=== Required task ===
Which lines run from the line with "Output a JSON" to the end of the entries? Write out exactly those, leaving out the pictures.
====== Data in this exercise
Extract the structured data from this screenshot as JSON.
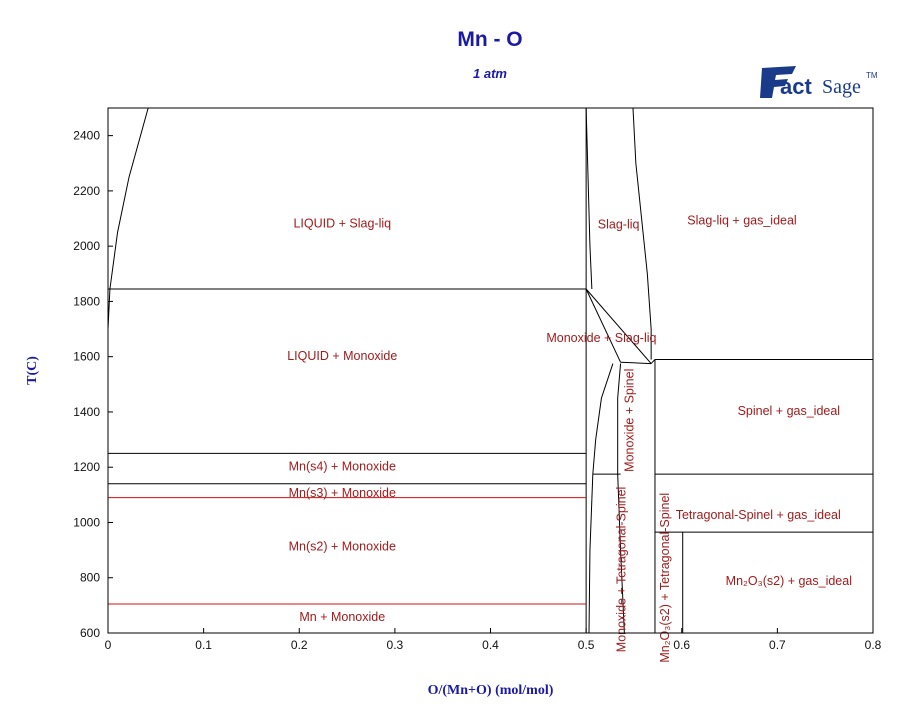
{
  "title": "Mn - O",
  "subtitle": "1 atm",
  "logo_text": "FactSage",
  "logo_tm": "TM",
  "colors": {
    "title": "#1a1aa6",
    "region_label": "#a01c1c",
    "boundary": "#000000",
    "red_line": "#d01010"
  },
  "chart_data": {
    "type": "phase-diagram",
    "xlabel": "O/(Mn+O) (mol/mol)",
    "ylabel": "T(C)",
    "xlim": [
      0,
      0.8
    ],
    "ylim": [
      600,
      2500
    ],
    "x_ticks": [
      "0",
      "0.1",
      "0.2",
      "0.3",
      "0.4",
      "0.5",
      "0.6",
      "0.7",
      "0.8"
    ],
    "y_ticks": [
      "600",
      "800",
      "1000",
      "1200",
      "1400",
      "1600",
      "1800",
      "2000",
      "2200",
      "2400"
    ],
    "grid": false,
    "region_labels": [
      {
        "text": "LIQUID + Slag-liq",
        "x": 0.245,
        "y": 2080,
        "rotate": 0
      },
      {
        "text": "Slag-liq",
        "x": 0.534,
        "y": 2075,
        "rotate": 0
      },
      {
        "text": "Slag-liq + gas_ideal",
        "x": 0.663,
        "y": 2090,
        "rotate": 0
      },
      {
        "text": "LIQUID + Monoxide",
        "x": 0.245,
        "y": 1600,
        "rotate": 0
      },
      {
        "text": "Monoxide + Slag-liq",
        "x": 0.516,
        "y": 1665,
        "rotate": 0
      },
      {
        "text": "Spinel + gas_ideal",
        "x": 0.712,
        "y": 1400,
        "rotate": 0
      },
      {
        "text": "Monoxide + Spinel",
        "x": 0.546,
        "y": 1370,
        "rotate": -90
      },
      {
        "text": "Mn(s4) + Monoxide",
        "x": 0.245,
        "y": 1200,
        "rotate": 0
      },
      {
        "text": "Mn(s3) + Monoxide",
        "x": 0.245,
        "y": 1105,
        "rotate": 0
      },
      {
        "text": "Tetragonal-Spinel + gas_ideal",
        "x": 0.68,
        "y": 1025,
        "rotate": 0
      },
      {
        "text": "Mn(s2) + Monoxide",
        "x": 0.245,
        "y": 910,
        "rotate": 0
      },
      {
        "text": "Monoxide + Tetragonal-Spinel",
        "x": 0.538,
        "y": 830,
        "rotate": -90
      },
      {
        "text": "Mn + Monoxide",
        "x": 0.245,
        "y": 655,
        "rotate": 0
      },
      {
        "text": "Mn₂O₃(s2) + gas_ideal",
        "x": 0.712,
        "y": 785,
        "rotate": 0
      },
      {
        "text": "Mn₂O₃(s2) + Tetragonal-Spinel",
        "x": 0.583,
        "y": 800,
        "rotate": -90
      }
    ],
    "black_lines": [
      [
        [
          0.0,
          1845
        ],
        [
          0.5,
          1845
        ]
      ],
      [
        [
          0.0,
          1250
        ],
        [
          0.5,
          1250
        ]
      ],
      [
        [
          0.0,
          1140
        ],
        [
          0.5,
          1140
        ]
      ],
      [
        [
          0.5,
          600
        ],
        [
          0.5,
          2500
        ]
      ],
      [
        [
          0.5,
          1845
        ],
        [
          0.568,
          1575
        ]
      ],
      [
        [
          0.5,
          1845
        ],
        [
          0.536,
          1580
        ]
      ],
      [
        [
          0.536,
          1580
        ],
        [
          0.568,
          1575
        ]
      ],
      [
        [
          0.568,
          1575
        ],
        [
          0.572,
          1590
        ]
      ],
      [
        [
          0.572,
          600
        ],
        [
          0.572,
          1590
        ]
      ],
      [
        [
          0.572,
          1590
        ],
        [
          0.8,
          1590
        ]
      ],
      [
        [
          0.572,
          1175
        ],
        [
          0.8,
          1175
        ]
      ],
      [
        [
          0.572,
          965
        ],
        [
          0.8,
          965
        ]
      ],
      [
        [
          0.601,
          600
        ],
        [
          0.601,
          965
        ]
      ],
      [
        [
          0.507,
          1175
        ],
        [
          0.536,
          1175
        ]
      ]
    ],
    "red_lines": [
      [
        [
          0.0,
          1090
        ],
        [
          0.5,
          1090
        ]
      ],
      [
        [
          0.0,
          705
        ],
        [
          0.5,
          705
        ]
      ]
    ],
    "curves": [
      {
        "name": "liquidus-left",
        "points": [
          [
            0.0,
            1700
          ],
          [
            0.002,
            1845
          ],
          [
            0.01,
            2050
          ],
          [
            0.022,
            2250
          ],
          [
            0.042,
            2500
          ]
        ]
      },
      {
        "name": "slag-liq-left",
        "points": [
          [
            0.5,
            2500
          ],
          [
            0.502,
            2250
          ],
          [
            0.504,
            2000
          ],
          [
            0.506,
            1845
          ]
        ]
      },
      {
        "name": "slag-liq-right",
        "points": [
          [
            0.549,
            2500
          ],
          [
            0.552,
            2300
          ],
          [
            0.558,
            2100
          ],
          [
            0.564,
            1900
          ],
          [
            0.568,
            1700
          ],
          [
            0.568,
            1590
          ]
        ]
      },
      {
        "name": "monoxide-spinel",
        "points": [
          [
            0.528,
            1575
          ],
          [
            0.516,
            1450
          ],
          [
            0.51,
            1300
          ],
          [
            0.507,
            1175
          ],
          [
            0.504,
            900
          ],
          [
            0.503,
            600
          ]
        ]
      },
      {
        "name": "spinel-left",
        "points": [
          [
            0.536,
            1575
          ],
          [
            0.533,
            1450
          ],
          [
            0.533,
            1300
          ],
          [
            0.533,
            1175
          ],
          [
            0.536,
            900
          ],
          [
            0.54,
            600
          ]
        ]
      }
    ]
  }
}
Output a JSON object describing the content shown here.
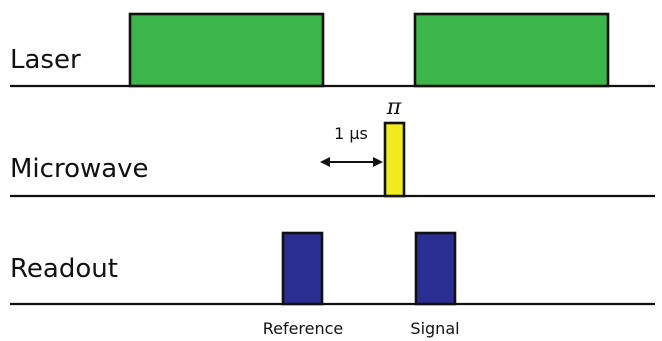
{
  "colors": {
    "laser": "#3cb64a",
    "microwave": "#f2ec1c",
    "readout": "#2a2e92",
    "line": "#111111"
  },
  "channels": {
    "laser": {
      "label": "Laser"
    },
    "microwave": {
      "label": "Microwave"
    },
    "readout": {
      "label": "Readout"
    }
  },
  "annotations": {
    "pi_pulse": "π",
    "delay": "1 µs",
    "reference": "Reference",
    "signal": "Signal"
  }
}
============
=== The solution ===
Output a JSON object describing the content shown here.
{
  "colors": {
    "laser": "#3cb64a",
    "microwave": "#f2ec1c",
    "readout": "#2a2e92",
    "line": "#111111"
  },
  "channels": {
    "laser": {
      "label": "Laser"
    },
    "microwave": {
      "label": "Microwave"
    },
    "readout": {
      "label": "Readout"
    }
  },
  "annotations": {
    "pi_pulse": "π",
    "delay": "1 µs",
    "reference": "Reference",
    "signal": "Signal"
  }
}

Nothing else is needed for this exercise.